- [PROBLEM DETAILS]:
Which lines of the records contain "izuchat"? Collect every one of them.

- [RECORDS TO USE]:

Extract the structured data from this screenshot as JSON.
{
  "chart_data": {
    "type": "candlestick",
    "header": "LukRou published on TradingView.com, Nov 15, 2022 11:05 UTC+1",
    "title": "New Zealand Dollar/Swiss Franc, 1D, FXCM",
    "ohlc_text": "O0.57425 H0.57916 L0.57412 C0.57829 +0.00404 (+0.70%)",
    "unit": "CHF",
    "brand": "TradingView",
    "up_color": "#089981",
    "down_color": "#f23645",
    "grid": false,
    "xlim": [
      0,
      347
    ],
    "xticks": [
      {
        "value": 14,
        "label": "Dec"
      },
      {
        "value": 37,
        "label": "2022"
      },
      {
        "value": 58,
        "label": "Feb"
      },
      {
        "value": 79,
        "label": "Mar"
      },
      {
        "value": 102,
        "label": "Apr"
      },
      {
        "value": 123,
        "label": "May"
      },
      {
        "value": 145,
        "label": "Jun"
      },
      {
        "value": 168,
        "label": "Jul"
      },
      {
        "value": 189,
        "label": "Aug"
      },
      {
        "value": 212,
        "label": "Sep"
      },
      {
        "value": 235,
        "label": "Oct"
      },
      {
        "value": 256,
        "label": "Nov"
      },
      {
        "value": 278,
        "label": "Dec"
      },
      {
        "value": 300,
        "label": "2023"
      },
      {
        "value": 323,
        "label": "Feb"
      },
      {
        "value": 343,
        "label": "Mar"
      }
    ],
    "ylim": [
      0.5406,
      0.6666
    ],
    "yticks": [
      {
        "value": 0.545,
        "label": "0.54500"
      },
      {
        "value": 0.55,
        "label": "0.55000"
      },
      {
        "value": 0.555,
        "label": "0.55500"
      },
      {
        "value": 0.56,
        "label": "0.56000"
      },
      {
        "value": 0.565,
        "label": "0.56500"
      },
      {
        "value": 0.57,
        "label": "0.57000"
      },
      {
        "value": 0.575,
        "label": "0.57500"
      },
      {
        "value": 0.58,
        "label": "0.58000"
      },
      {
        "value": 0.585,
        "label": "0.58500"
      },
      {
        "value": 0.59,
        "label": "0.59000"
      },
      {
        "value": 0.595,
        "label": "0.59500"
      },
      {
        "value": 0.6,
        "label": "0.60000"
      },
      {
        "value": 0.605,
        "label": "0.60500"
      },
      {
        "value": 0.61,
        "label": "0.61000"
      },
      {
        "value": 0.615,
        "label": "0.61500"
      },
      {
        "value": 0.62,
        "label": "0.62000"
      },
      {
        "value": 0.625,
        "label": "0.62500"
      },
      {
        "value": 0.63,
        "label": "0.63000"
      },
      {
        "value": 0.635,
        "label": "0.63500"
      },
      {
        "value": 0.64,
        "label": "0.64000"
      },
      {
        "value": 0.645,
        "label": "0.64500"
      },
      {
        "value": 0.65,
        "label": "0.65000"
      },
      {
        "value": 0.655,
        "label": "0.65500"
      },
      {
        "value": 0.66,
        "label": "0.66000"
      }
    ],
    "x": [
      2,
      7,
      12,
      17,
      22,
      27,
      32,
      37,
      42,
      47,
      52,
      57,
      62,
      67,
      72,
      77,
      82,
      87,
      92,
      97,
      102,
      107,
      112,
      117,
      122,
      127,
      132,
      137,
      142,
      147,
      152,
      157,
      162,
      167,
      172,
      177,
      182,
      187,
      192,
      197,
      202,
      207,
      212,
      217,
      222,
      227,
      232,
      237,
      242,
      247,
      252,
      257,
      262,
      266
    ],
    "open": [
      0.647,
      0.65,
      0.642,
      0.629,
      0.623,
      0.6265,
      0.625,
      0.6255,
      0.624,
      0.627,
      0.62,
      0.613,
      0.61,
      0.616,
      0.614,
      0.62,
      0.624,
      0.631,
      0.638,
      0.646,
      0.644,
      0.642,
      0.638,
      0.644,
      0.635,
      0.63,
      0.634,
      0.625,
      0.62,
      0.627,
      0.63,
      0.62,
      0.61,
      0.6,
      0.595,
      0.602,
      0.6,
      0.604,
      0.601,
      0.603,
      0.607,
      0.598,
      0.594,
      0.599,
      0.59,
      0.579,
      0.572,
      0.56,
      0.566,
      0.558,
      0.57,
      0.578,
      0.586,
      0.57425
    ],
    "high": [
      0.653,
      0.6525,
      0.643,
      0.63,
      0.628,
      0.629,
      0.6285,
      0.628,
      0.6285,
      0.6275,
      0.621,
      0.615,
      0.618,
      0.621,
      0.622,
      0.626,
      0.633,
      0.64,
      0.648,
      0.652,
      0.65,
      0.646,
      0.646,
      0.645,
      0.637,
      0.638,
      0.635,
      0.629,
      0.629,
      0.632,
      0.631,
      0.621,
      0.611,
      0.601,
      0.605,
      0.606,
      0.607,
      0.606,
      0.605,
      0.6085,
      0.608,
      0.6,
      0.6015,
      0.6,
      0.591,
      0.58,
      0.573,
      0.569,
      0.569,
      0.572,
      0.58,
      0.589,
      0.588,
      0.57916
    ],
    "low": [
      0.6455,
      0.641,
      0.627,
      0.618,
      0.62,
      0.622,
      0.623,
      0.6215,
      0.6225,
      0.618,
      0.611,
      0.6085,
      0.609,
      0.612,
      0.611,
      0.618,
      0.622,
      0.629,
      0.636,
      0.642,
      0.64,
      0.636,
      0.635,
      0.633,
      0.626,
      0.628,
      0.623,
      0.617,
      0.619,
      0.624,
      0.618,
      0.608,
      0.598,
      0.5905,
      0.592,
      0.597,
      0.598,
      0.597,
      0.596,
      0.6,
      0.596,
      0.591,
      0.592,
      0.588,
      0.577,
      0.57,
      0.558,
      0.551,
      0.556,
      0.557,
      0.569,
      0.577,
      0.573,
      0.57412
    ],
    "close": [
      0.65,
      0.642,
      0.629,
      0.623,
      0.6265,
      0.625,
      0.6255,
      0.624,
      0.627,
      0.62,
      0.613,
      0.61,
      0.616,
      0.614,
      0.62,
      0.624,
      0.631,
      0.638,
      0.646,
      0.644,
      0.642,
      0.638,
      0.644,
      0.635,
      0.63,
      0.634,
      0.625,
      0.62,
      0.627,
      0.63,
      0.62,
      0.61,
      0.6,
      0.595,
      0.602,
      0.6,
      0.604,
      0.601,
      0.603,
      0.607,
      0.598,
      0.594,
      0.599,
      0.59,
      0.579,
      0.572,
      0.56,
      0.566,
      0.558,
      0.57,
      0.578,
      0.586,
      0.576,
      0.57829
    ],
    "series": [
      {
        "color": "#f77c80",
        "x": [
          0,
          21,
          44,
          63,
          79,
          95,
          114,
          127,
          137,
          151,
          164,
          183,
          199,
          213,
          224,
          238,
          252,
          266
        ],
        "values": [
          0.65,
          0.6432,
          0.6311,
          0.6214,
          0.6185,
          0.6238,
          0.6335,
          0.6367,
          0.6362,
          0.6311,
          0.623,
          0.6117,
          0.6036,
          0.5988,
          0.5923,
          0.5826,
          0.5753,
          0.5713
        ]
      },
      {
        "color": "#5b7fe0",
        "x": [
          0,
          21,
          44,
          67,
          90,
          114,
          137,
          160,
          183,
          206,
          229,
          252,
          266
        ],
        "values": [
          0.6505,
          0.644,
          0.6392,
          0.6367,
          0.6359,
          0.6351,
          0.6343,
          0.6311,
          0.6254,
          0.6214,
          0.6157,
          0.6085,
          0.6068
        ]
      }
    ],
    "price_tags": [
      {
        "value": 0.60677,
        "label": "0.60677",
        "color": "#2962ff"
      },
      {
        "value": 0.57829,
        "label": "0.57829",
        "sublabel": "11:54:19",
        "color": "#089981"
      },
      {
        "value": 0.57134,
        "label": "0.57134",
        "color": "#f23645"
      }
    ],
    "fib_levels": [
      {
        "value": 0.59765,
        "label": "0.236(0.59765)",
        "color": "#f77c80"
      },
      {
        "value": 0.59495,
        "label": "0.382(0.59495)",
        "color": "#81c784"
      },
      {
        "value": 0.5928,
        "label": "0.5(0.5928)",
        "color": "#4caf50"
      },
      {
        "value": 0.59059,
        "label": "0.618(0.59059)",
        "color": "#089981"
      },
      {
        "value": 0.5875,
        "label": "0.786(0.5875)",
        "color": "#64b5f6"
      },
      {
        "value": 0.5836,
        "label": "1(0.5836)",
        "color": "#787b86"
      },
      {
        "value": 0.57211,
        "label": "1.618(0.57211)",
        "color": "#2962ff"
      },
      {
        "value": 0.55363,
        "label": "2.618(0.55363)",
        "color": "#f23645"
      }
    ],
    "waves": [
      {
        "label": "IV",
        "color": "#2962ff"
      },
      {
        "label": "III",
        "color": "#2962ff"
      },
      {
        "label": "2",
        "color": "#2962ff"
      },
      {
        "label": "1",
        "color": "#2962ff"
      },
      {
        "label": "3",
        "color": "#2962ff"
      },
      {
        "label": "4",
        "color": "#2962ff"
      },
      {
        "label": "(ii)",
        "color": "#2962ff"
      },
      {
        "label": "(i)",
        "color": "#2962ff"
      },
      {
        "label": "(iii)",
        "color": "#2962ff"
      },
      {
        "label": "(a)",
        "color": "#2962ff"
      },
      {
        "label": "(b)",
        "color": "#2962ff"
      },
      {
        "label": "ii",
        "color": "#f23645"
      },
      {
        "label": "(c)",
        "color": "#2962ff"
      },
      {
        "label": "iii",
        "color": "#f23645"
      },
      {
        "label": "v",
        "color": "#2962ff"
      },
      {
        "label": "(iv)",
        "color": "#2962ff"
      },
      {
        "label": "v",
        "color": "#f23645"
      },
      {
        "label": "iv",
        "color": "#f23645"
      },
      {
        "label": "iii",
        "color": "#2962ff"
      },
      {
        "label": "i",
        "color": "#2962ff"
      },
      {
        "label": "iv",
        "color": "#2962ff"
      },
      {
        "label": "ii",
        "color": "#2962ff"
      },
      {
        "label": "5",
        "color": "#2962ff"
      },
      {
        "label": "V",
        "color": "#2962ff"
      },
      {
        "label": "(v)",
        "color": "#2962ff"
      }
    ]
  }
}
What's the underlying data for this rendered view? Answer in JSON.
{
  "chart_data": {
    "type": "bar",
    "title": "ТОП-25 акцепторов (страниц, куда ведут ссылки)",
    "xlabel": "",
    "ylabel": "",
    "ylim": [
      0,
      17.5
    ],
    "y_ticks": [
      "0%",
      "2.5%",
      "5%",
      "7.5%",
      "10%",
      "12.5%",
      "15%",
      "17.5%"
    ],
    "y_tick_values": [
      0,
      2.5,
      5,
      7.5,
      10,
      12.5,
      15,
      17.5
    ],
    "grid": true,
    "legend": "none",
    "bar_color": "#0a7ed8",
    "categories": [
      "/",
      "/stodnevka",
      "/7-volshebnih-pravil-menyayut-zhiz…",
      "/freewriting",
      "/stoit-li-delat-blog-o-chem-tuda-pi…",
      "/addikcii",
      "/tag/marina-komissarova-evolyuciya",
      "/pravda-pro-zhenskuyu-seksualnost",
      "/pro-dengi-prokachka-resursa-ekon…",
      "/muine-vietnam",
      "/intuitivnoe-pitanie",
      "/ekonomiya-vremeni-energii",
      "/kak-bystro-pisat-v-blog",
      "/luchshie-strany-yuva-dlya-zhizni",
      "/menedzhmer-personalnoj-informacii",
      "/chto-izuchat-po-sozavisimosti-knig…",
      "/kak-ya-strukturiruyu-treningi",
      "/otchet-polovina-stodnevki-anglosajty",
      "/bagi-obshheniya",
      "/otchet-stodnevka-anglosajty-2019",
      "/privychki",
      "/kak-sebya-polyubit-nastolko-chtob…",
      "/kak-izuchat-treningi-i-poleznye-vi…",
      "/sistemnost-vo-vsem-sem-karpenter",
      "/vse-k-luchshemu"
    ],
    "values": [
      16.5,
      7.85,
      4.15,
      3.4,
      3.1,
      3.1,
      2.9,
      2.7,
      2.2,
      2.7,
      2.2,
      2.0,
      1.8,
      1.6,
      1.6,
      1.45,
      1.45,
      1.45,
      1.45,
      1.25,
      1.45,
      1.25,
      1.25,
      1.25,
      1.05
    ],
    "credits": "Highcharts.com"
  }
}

- [TASK SOLUTION]:
      "/chto-izuchat-po-sozavisimosti-knig…",
      "/kak-izuchat-treningi-i-poleznye-vi…",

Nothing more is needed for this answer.